- **Task instructions**
Scan the entries below. List each line with "入住期間免費使用健身房".

******

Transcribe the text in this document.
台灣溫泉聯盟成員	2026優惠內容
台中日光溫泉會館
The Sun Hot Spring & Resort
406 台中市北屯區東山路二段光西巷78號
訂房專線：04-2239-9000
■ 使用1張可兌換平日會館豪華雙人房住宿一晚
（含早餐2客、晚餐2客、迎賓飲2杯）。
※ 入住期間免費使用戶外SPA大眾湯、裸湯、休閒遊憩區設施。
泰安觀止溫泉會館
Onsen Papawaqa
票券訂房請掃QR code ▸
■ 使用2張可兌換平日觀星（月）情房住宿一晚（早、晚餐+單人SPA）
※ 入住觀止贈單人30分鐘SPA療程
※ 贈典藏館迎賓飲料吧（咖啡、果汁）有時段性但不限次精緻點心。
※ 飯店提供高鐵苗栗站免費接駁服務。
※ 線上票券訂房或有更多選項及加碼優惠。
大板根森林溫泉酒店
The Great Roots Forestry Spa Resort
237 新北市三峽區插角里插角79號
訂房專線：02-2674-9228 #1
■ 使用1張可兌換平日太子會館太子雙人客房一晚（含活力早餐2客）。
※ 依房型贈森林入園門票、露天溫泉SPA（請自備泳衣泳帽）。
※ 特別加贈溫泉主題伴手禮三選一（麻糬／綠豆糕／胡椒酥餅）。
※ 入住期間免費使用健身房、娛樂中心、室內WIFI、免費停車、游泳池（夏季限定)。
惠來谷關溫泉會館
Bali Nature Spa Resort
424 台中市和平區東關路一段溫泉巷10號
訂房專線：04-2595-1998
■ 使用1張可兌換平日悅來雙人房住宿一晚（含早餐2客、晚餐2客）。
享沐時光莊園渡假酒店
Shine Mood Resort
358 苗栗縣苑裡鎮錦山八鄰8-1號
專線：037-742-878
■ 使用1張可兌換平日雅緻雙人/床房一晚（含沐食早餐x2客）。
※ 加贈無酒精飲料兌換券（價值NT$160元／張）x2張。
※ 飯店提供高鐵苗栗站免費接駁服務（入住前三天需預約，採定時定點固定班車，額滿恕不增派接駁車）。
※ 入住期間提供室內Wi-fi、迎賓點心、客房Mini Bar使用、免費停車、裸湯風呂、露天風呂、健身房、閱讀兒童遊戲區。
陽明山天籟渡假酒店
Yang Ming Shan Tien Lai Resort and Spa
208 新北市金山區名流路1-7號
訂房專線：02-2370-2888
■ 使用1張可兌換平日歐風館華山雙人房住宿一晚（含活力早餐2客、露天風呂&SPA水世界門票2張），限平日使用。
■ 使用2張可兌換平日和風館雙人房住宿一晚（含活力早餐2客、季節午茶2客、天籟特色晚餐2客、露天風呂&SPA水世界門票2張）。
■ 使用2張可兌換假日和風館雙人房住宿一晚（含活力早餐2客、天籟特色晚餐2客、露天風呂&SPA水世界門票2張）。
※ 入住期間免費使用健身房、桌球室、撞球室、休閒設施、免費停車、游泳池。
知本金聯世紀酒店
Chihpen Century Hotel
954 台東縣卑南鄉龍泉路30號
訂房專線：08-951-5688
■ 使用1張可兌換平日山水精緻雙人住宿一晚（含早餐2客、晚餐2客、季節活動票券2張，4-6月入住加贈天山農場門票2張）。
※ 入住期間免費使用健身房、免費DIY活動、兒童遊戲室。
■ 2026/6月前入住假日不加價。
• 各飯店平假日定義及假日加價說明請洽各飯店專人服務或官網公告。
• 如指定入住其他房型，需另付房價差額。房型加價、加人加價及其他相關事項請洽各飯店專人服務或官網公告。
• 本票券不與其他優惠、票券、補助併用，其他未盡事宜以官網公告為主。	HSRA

******

- **Exercise solution**
※ 入住期間免費使用健身房、娛樂中心、室內WIFI、免費停車、游泳池（夏季限定)。
※ 入住期間免費使用健身房、桌球室、撞球室、休閒設施、免費停車、游泳池。
※ 入住期間免費使用健身房、免費DIY活動、兒童遊戲室。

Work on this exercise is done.